*TASK DIRECTIONS:* Gather up the lines that contain "panel".

*DATA PROVIDED:*
>> begin

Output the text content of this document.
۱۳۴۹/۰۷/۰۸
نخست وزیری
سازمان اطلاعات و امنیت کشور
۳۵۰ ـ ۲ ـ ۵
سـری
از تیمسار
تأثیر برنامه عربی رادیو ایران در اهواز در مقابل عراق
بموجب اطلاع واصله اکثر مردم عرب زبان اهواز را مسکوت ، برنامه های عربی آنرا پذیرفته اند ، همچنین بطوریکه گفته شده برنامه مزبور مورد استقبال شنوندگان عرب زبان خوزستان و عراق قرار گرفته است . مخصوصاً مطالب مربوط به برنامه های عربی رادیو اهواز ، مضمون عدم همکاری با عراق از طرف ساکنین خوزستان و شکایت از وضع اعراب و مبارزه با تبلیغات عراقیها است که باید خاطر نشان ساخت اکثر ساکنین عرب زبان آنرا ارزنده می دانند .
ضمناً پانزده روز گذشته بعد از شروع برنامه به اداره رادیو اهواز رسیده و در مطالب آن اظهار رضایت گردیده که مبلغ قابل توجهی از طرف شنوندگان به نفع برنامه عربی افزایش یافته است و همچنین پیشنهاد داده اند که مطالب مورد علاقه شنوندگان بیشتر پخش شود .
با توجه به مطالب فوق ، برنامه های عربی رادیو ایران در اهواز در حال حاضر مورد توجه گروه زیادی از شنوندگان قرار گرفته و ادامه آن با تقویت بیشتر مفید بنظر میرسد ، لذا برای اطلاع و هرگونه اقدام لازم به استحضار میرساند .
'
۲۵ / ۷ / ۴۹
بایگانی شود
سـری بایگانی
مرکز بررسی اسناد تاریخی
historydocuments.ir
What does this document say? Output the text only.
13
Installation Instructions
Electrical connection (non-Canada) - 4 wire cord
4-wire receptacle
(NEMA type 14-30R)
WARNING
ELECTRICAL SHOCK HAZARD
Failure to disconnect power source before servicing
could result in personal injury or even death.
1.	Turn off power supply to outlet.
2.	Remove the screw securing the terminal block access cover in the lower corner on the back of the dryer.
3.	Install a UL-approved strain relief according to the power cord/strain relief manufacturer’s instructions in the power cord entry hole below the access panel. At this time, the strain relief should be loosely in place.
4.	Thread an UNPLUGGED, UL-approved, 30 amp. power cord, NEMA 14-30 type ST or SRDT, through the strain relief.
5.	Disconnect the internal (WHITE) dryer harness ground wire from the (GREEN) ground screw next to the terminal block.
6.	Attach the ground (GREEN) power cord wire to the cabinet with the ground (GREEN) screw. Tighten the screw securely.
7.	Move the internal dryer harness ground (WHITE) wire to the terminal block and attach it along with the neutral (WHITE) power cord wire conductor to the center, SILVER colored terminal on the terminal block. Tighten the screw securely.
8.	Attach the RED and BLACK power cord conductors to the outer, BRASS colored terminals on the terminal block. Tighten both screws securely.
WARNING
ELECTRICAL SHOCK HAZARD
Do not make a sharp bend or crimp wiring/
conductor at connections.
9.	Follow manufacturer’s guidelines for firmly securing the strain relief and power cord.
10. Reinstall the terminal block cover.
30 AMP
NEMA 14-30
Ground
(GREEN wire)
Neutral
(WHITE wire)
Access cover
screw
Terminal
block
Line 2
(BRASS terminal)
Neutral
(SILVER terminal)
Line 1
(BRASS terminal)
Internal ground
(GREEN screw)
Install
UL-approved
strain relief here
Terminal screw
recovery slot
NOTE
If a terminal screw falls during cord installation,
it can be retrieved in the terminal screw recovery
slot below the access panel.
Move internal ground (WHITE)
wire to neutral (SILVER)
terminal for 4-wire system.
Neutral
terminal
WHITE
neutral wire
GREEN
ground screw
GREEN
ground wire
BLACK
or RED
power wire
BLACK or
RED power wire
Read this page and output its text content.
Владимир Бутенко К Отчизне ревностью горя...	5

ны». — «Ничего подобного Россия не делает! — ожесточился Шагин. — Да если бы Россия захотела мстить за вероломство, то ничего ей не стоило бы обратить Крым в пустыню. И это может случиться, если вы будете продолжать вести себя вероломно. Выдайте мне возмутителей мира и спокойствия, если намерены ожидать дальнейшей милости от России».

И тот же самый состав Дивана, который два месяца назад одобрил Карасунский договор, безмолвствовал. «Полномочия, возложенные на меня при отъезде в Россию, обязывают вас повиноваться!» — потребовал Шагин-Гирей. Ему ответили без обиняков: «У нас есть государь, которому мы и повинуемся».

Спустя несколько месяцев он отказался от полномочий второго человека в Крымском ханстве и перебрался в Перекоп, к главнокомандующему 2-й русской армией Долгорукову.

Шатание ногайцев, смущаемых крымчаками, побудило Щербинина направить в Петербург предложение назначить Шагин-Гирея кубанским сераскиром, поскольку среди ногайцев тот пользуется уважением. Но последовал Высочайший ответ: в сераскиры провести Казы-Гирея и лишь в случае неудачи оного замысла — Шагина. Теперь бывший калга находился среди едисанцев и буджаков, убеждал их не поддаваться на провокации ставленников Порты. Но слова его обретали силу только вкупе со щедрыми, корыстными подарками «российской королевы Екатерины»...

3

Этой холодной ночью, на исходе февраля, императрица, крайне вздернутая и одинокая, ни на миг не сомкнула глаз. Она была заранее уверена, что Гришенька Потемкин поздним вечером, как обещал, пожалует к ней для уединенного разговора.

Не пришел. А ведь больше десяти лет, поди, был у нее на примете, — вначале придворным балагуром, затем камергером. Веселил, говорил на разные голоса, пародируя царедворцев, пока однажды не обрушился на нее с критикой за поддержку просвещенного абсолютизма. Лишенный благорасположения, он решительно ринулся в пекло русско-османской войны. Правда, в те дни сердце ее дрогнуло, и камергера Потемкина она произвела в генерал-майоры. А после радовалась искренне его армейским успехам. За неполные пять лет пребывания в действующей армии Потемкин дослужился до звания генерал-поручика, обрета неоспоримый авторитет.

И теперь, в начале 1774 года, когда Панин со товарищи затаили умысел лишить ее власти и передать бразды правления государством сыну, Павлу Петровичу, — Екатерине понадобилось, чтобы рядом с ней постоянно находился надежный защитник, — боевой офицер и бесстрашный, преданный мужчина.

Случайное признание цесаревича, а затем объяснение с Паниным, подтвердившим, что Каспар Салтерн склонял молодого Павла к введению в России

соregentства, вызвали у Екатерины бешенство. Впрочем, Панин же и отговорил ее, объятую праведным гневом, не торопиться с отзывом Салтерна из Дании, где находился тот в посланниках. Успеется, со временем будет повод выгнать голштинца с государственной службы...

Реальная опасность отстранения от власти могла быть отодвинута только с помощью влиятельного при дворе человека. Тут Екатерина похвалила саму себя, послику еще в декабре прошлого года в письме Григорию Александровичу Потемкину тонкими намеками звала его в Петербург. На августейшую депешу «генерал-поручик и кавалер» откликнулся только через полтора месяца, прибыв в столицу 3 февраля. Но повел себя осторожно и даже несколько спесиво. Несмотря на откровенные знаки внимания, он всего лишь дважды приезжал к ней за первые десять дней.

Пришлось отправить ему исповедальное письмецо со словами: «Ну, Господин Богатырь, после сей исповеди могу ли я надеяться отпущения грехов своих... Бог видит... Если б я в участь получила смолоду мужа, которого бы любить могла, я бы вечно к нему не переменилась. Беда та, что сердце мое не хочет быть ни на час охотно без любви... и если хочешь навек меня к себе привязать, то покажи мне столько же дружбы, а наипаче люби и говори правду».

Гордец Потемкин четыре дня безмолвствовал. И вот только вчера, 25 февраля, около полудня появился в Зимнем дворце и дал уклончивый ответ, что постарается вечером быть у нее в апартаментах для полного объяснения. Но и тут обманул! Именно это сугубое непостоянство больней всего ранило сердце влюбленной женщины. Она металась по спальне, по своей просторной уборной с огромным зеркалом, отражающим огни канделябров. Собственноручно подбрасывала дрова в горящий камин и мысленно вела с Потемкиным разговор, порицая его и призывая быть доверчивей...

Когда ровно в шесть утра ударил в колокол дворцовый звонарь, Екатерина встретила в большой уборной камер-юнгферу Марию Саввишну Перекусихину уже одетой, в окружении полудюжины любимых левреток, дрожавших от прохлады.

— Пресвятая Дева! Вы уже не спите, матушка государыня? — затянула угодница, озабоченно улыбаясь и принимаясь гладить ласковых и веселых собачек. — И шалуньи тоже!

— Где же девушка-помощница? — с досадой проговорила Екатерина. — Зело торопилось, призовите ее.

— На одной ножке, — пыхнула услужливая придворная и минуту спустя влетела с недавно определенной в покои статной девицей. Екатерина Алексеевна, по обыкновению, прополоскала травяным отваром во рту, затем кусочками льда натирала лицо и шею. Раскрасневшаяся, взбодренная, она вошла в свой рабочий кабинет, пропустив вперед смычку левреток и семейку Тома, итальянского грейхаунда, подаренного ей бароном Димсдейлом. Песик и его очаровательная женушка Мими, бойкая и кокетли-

>> end

*PROBLEM SOLUTION:*
3.	Install a UL-approved strain relief according to the power cord/strain relief manufacturer’s instructions in the power cord entry hole below the access panel. At this time, the strain relief should be loosely in place.
slot below the access panel.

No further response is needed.